(Stored data)
----------------------------------------

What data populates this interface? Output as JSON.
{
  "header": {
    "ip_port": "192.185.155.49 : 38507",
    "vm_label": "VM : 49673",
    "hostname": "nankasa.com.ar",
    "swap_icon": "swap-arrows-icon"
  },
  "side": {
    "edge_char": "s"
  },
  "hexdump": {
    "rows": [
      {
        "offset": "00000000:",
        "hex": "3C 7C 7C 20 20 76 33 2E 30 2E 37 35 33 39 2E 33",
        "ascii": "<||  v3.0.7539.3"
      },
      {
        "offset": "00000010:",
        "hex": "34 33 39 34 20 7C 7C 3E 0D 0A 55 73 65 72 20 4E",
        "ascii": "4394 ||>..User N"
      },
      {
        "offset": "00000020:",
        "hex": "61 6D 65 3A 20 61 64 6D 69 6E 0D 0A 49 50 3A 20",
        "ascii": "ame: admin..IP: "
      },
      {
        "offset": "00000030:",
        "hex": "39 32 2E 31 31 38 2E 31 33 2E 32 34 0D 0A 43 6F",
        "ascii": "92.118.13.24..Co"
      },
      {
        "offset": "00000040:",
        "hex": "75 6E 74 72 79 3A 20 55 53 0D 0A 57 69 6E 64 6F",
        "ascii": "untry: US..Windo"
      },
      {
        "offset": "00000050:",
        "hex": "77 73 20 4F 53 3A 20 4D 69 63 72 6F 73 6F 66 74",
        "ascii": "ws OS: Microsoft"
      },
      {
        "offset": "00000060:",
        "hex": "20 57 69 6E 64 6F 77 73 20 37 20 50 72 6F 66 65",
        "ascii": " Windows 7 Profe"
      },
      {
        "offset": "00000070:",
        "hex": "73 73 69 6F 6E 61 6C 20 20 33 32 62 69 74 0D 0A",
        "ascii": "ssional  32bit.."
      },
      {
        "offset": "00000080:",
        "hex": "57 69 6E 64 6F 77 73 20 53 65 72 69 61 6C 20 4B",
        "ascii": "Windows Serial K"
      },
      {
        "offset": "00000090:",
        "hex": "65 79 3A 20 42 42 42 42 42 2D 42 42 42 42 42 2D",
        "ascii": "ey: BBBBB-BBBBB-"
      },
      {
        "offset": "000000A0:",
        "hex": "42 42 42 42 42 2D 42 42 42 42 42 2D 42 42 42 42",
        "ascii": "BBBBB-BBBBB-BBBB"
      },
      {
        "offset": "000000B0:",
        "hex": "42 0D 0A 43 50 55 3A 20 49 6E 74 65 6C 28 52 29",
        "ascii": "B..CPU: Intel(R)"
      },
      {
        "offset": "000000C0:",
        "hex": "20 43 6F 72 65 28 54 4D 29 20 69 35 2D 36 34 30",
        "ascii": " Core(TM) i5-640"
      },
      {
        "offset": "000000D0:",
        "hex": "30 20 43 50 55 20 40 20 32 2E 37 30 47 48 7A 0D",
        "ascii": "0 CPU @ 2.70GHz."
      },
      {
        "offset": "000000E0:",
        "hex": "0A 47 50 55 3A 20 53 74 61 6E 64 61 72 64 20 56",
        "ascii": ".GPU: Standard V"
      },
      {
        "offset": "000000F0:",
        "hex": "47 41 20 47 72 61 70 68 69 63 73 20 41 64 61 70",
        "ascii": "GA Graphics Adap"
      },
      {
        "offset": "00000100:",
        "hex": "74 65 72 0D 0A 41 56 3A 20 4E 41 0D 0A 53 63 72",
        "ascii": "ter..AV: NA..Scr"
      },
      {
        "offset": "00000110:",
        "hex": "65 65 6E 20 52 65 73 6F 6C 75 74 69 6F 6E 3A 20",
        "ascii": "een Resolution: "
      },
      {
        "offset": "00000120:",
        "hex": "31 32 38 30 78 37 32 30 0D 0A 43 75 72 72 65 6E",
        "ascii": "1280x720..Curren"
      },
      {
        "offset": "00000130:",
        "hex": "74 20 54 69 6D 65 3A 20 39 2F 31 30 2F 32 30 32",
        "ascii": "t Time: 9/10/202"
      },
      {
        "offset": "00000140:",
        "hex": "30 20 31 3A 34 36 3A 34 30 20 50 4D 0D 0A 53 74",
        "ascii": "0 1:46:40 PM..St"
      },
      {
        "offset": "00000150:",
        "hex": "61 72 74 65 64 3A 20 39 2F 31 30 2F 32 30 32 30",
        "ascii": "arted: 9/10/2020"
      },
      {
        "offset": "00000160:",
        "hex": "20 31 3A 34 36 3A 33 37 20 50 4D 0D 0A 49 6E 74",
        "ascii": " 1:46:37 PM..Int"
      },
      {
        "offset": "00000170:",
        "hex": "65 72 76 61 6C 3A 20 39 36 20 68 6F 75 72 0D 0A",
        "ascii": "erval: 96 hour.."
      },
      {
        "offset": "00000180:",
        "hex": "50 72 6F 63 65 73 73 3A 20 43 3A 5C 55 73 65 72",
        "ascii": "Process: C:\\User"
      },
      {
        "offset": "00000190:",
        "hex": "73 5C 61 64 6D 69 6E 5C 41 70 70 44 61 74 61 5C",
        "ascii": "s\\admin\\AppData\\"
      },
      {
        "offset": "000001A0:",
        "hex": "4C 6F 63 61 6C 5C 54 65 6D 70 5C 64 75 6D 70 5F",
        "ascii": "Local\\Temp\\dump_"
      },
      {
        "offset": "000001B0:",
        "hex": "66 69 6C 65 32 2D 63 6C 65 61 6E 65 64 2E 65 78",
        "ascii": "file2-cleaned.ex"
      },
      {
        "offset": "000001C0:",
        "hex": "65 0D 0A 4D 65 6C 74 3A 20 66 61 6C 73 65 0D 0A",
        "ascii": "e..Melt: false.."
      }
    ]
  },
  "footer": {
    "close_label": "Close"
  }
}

----------------------------------------

(Task to carry out) Track down the lines that include the word "admin" and copy them.

(Output for this task)
        "ascii": "ame: admin..IP: "
        "ascii": "s\\admin\\AppData\\"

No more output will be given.